======== Records provided ========

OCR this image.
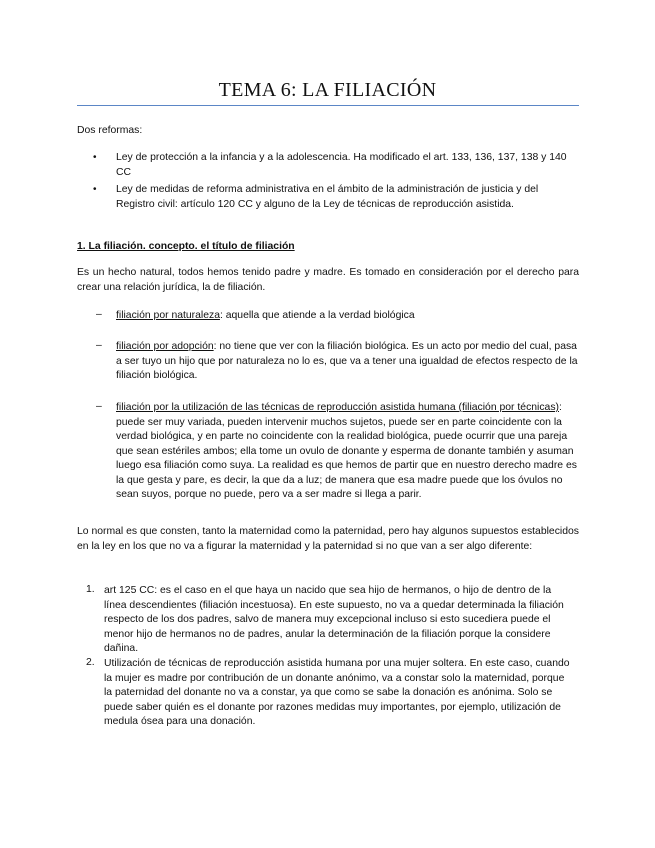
TEMA 6: LA FILIACIÓN
Dos reformas:
• Ley de protección a la infancia y a la adolescencia. Ha modificado el art. 133, 136, 137, 138 y 140 CC
• Ley de medidas de reforma administrativa en el ámbito de la administración de justicia y del Registro civil: artículo 120 CC y alguno de la Ley de técnicas de reproducción asistida.
1. La filiación. concepto. el título de filiación
Es un hecho natural, todos hemos tenido padre y madre. Es tomado en consideración por el derecho para crear una relación jurídica, la de filiación.
– filiación por naturaleza: aquella que atiende a la verdad biológica
– filiación por adopción: no tiene que ver con la filiación biológica. Es un acto por medio del cual, pasa a ser tuyo un hijo que por naturaleza no lo es, que va a tener una igualdad de efectos respecto de la filiación biológica.
– filiación por la utilización de las técnicas de reproducción asistida humana (filiación por técnicas): puede ser muy variada, pueden intervenir muchos sujetos, puede ser en parte coincidente con la verdad biológica, y en parte no coincidente con la realidad biológica, puede ocurrir que una pareja que sean estériles ambos; ella tome un ovulo de donante y esperma de donante también y asuman luego esa filiación como suya. La realidad es que hemos de partir que en nuestro derecho madre es la que gesta y pare, es decir, la que da a luz; de manera que esa madre puede que los óvulos no sean suyos, porque no puede, pero va a ser madre si llega a parir.
Lo normal es que consten, tanto la maternidad como la paternidad, pero hay algunos supuestos establecidos en la ley en los que no va a figurar la maternidad y la paternidad si no que van a ser algo diferente:
1. art 125 CC: es el caso en el que haya un nacido que sea hijo de hermanos, o hijo de dentro de la línea descendientes (filiación incestuosa). En este supuesto, no va a quedar determinada la filiación respecto de los dos padres, salvo de manera muy excepcional incluso si esto sucediera puede el menor hijo de hermanos no de padres, anular la determinación de la filiación porque la considere dañina.
2. Utilización de técnicas de reproducción asistida humana por una mujer soltera. En este caso, cuando la mujer es madre por contribución de un donante anónimo, va a constar solo la maternidad, porque la paternidad del donante no va a constar, ya que como se sabe la donación es anónima. Solo se puede saber quién es el donante por razones medidas muy importantes, por ejemplo, utilización de medula ósea para una donación.
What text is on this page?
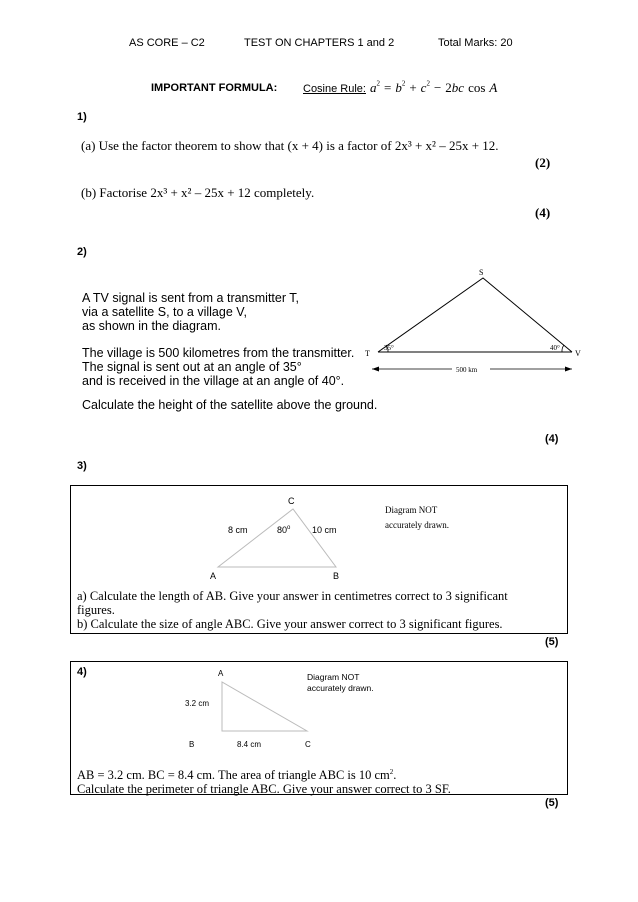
AS CORE – C2	TEST ON CHAPTERS 1 and 2	Total Marks: 20
IMPORTANT FORMULA: Cosine Rule: $a^2 = b^2 + c^2 - 2bc$ cos A
1)
(a) Use the factor theorem to show that (x + 4) is a factor of 2x³ + x² – 25x + 12.
(2)
(b) Factorise 2x³ + x² – 25x + 12 completely.
(4)
2)
A TV signal is sent from a transmitter T,
via a satellite S, to a village V,
as shown in the diagram.
The village is 500 kilometres from the transmitter.
The signal is sent out at an angle of 35°
and is received in the village at an angle of 40°.
Calculate the height of the satellite above the ground.
S
T	V
35°	40°
500 km
(4)
3)
C
A	B
8 cm	10 cm
80$^o$
Diagram NOT
accurately drawn.
a) Calculate the length of AB. Give your answer in centimetres correct to 3 significant
figures.
b) Calculate the size of angle ABC. Give your answer correct to 3 significant figures.
(5)
4)	A
B	C
3.2 cm
8.4 cm
Diagram NOT
accurately drawn.
AB = 3.2 cm. BC = 8.4 cm. The area of triangle ABC is 10 $cm^2$.
Calculate the perimeter of triangle ABC. Give your answer correct to 3 SF.
(5)
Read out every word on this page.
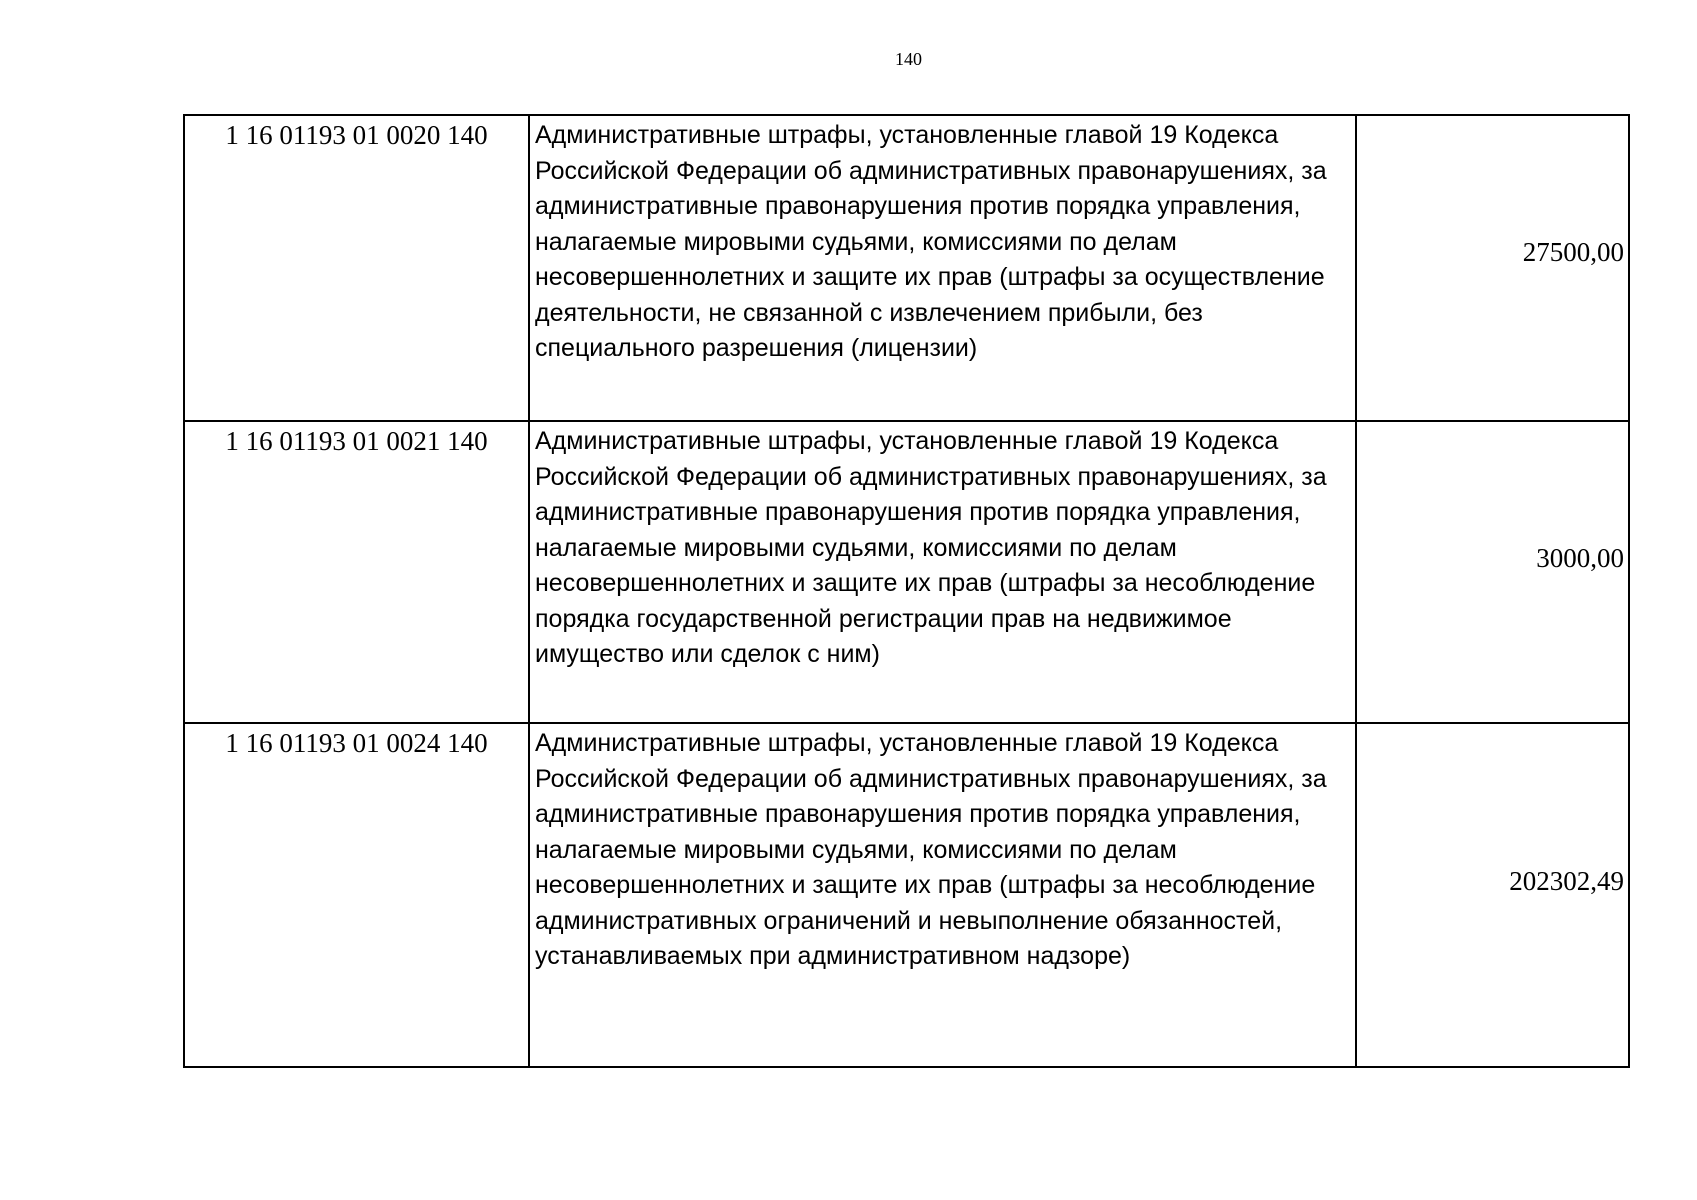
140
1 16 01193 01 0020 140	Административные штрафы, установленные главой 19 Кодекса Российской Федерации об административных правонарушениях, за административные правонарушения против порядка управления, налагаемые мировыми судьями, комиссиями по делам несовершеннолетних и защите их прав (штрафы за осуществление деятельности, не связанной с извлечением прибыли, без специального разрешения (лицензии)	27500,00
1 16 01193 01 0021 140	Административные штрафы, установленные главой 19 Кодекса Российской Федерации об административных правонарушениях, за административные правонарушения против порядка управления, налагаемые мировыми судьями, комиссиями по делам несовершеннолетних и защите их прав (штрафы за несоблюдение порядка государственной регистрации прав на недвижимое имущество или сделок с ним)	3000,00
1 16 01193 01 0024 140	Административные штрафы, установленные главой 19 Кодекса Российской Федерации об административных правонарушениях, за административные правонарушения против порядка управления, налагаемые мировыми судьями, комиссиями по делам несовершеннолетних и защите их прав (штрафы за несоблюдение административных ограничений и невыполнение обязанностей, устанавливаемых при административном надзоре)	202302,49
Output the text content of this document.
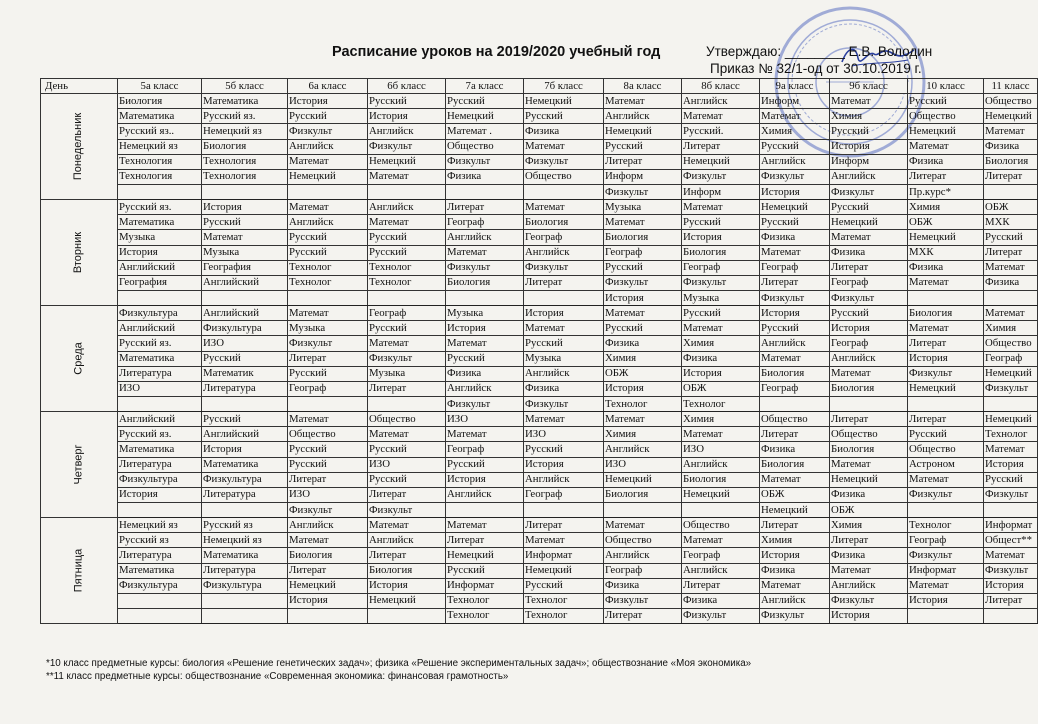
Расписание уроков на 2019/2020 учебный год	Утверждаю: ________ Е.В. Володин
Приказ № 32/1-од от 30.10.2019 г.
День	5а класс	5б класс	6а класс	6б класс	7а класс	7б класс	8а класс	8б класс	9а класс	9б класс	10 класс	11 класс
Понедельник	Биология	Математика	История	Русский	Русский	Немецкий	Математ	Английск	Информ	Математ	Русский	Общество
	Математика	Русский яз.	Русский	История	Немецкий	Русский	Английск	Математ	Математ	Химия	Общество	Немецкий
	Русский яз..	Немецкий яз	Физкульт	Английск	Математ .	Физика	Немецкий	Русский.	Химия	Русский	Немецкий	Математ
	Немецкий яз	Биология	Английск	Физкульт	Общество	Математ	Русский	Литерат	Русский	История	Математ	Физика
	Технология	Технология	Математ	Немецкий	Физкульт	Физкульт	Литерат	Немецкий	Английск	Информ	Физика	Биология
	Технология	Технология	Немецкий	Математ	Физика	Общество	Информ	Физкульт	Физкульт	Английск	Литерат	Литерат
							Физкульт	Информ	История	Физкульт	Пр.курс*	
Вторник	Русский яз.	История	Математ	Английск	Литерат	Математ	Музыка	Математ	Немецкий	Русский	Химия	ОБЖ
	Математика	Русский	Английск	Математ	Географ	Биология	Математ	Русский	Русский	Немецкий	ОБЖ	МХК
	Музыка	Математ	Русский	Русский	Английск	Географ	Биология	История	Физика	Математ	Немецкий	Русский
	История	Музыка	Русский	Русский	Математ	Английск	Географ	Биология	Математ	Физика	МХК	Литерат
	Английский	География	Технолог	Технолог	Физкульт	Физкульт	Русский	Географ	Географ	Литерат	Физика	Математ
	География	Английский	Технолог	Технолог	Биология	Литерат	Физкульт	Физкульт	Литерат	Географ	Математ	Физика
							История	Музыка	Физкульт	Физкульт		
Среда	Физкультура	Английский	Математ	Географ	Музыка	История	Математ	Русский	История	Русский	Биология	Математ
	Английский	Физкультура	Музыка	Русский	История	Математ	Русский	Математ	Русский	История	Математ	Химия
	Русский яз.	ИЗО	Физкульт	Математ	Математ	Русский	Физика	Химия	Английск	Географ	Литерат	Общество
	Математика	Русский	Литерат	Физкульт	Русский	Музыка	Химия	Физика	Математ	Английск	История	Географ
	Литература	Математик	Русский	Музыка	Физика	Английск	ОБЖ	История	Биология	Математ	Физкульт	Немецкий
	ИЗО	Литература	Географ	Литерат	Английск	Физика	История	ОБЖ	Географ	Биология	Немецкий	Физкульт
					Физкульт	Физкульт	Технолог	Технолог				
Четверг	Английский	Русский	Математ	Общество	ИЗО	Математ	Математ	Химия	Общество	Литерат	Литерат	Немецкий
	Русский яз.	Английский	Общество	Математ	Математ	ИЗО	Химия	Математ	Литерат	Общество	Русский	Технолог
	Математика	История	Русский	Русский	Географ	Русский	Английск	ИЗО	Физика	Биология	Общество	Математ
	Литература	Математика	Русский	ИЗО	Русский	История	ИЗО	Английск	Биология	Математ	Астроном	История
	Физкультура	Физкультура	Литерат	Русский	История	Английск	Немецкий	Биология	Математ	Немецкий	Математ	Русский
	История	Литература	ИЗО	Литерат	Английск	Географ	Биология	Немецкий	ОБЖ	Физика	Физкульт	Физкульт
			Физкульт	Физкульт					Немецкий	ОБЖ		
Пятница	Немецкий яз	Русский яз	Английск	Математ	Математ	Литерат	Математ	Общество	Литерат	Химия	Технолог	Информат
	Русский яз	Немецкий яз	Математ	Английск	Литерат	Математ	Общество	Математ	Химия	Литерат	Географ	Общест**
	Литература	Математика	Биология	Литерат	Немецкий	Информат	Английск	Географ	История	Физика	Физкульт	Математ
	Математика	Литература	Литерат	Биология	Русский	Немецкий	Географ	Английск	Физика	Математ	Информат	Физкульт
	Физкультура	Физкультура	Немецкий	История	Информат	Русский	Физика	Литерат	Математ	Английск	Математ	История
			История	Немецкий	Технолог	Технолог	Физкульт	Физика	Английск	Физкульт	История	Литерат
					Технолог	Технолог	Литерат	Физкульт	Физкульт	История		
*10 класс предметные курсы: биология «Решение генетических задач»; физика «Решение экспериментальных задач»; обществознание «Моя экономика»
**11 класс предметные курсы: обществознание «Современная экономика: финансовая грамотность»
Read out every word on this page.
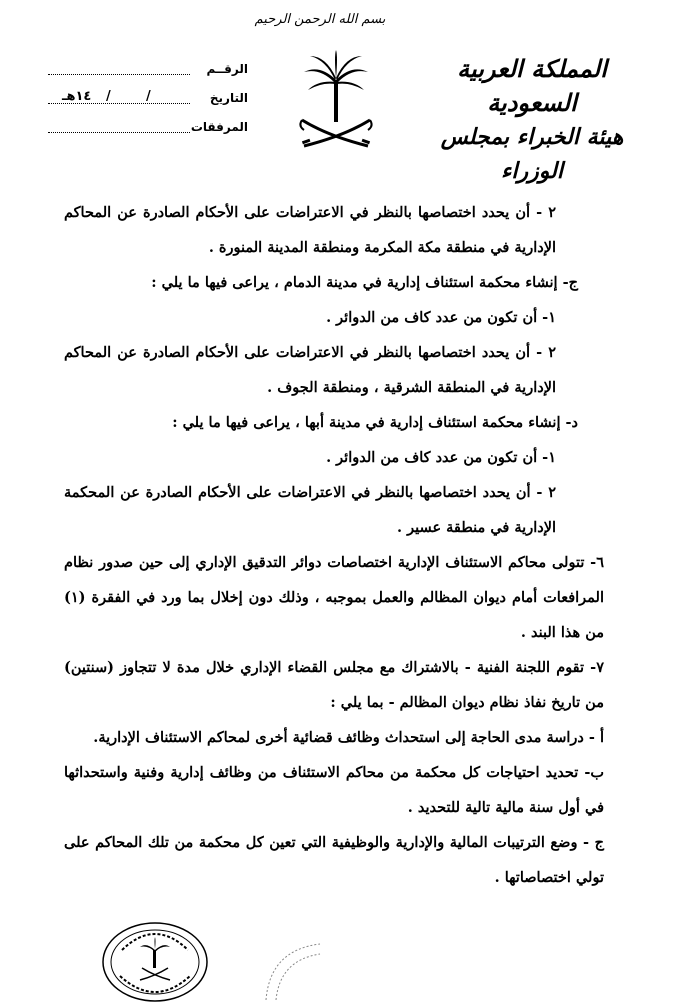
بسم الله الرحمن الرحيم
المملكة العربية السعودية
هيئة الخبراء بمجلس الوزراء
الرقــم
التاريخ
١٤هـ /	/
المرفقات
٢ - أن يحدد اختصاصها بالنظر في الاعتراضات على الأحكام الصادرة عن المحاكم الإدارية في منطقة مكة المكرمة ومنطقة المدينة المنورة .
ج- إنشاء محكمة استئناف إدارية في مدينة الدمام ، يراعى فيها ما يلي :
١- أن تكون من عدد كاف من الدوائر .
٢ - أن يحدد اختصاصها بالنظر في الاعتراضات على الأحكام الصادرة عن المحاكم الإدارية في المنطقة الشرقية ، ومنطقة الجوف .
د- إنشاء محكمة استئناف إدارية في مدينة أبها ، يراعى فيها ما يلي :
١- أن تكون من عدد كاف من الدوائر .
٢ - أن يحدد اختصاصها بالنظر في الاعتراضات على الأحكام الصادرة عن المحكمة الإدارية في منطقة عسير .
٦- تتولى محاكم الاستئناف الإدارية اختصاصات دوائر التدقيق الإداري إلى حين صدور نظام المرافعات أمام ديوان المظالم والعمل بموجبه ، وذلك دون إخلال بما ورد في الفقرة (١) من هذا البند .
٧- تقوم اللجنة الفنية - بالاشتراك مع مجلس القضاء الإداري خلال مدة لا تتجاوز (سنتين) من تاريخ نفاذ نظام ديوان المظالم - بما يلي :
أ - دراسة مدى الحاجة إلى استحداث وظائف قضائية أخرى لمحاكم الاستئناف الإدارية.
ب- تحديد احتياجات كل محكمة من محاكم الاستئناف من وظائف إدارية وفنية واستحداثها في أول سنة مالية تالية للتحديد .
ج - وضع الترتيبات المالية والإدارية والوظيفية التي تعين كل محكمة من تلك المحاكم على تولي اختصاصاتها .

========

## Problem to solve
Look through the listing above. Pick out each line with "الأحكام" and copy it.

## Result
٢ - أن يحدد اختصاصها بالنظر في الاعتراضات على الأحكام الصادرة عن المحاكم الإدارية في منطقة مكة المكرمة ومنطقة المدينة المنورة .
٢ - أن يحدد اختصاصها بالنظر في الاعتراضات على الأحكام الصادرة عن المحاكم الإدارية في المنطقة الشرقية ، ومنطقة الجوف .
٢ - أن يحدد اختصاصها بالنظر في الاعتراضات على الأحكام الصادرة عن المحكمة الإدارية في منطقة عسير .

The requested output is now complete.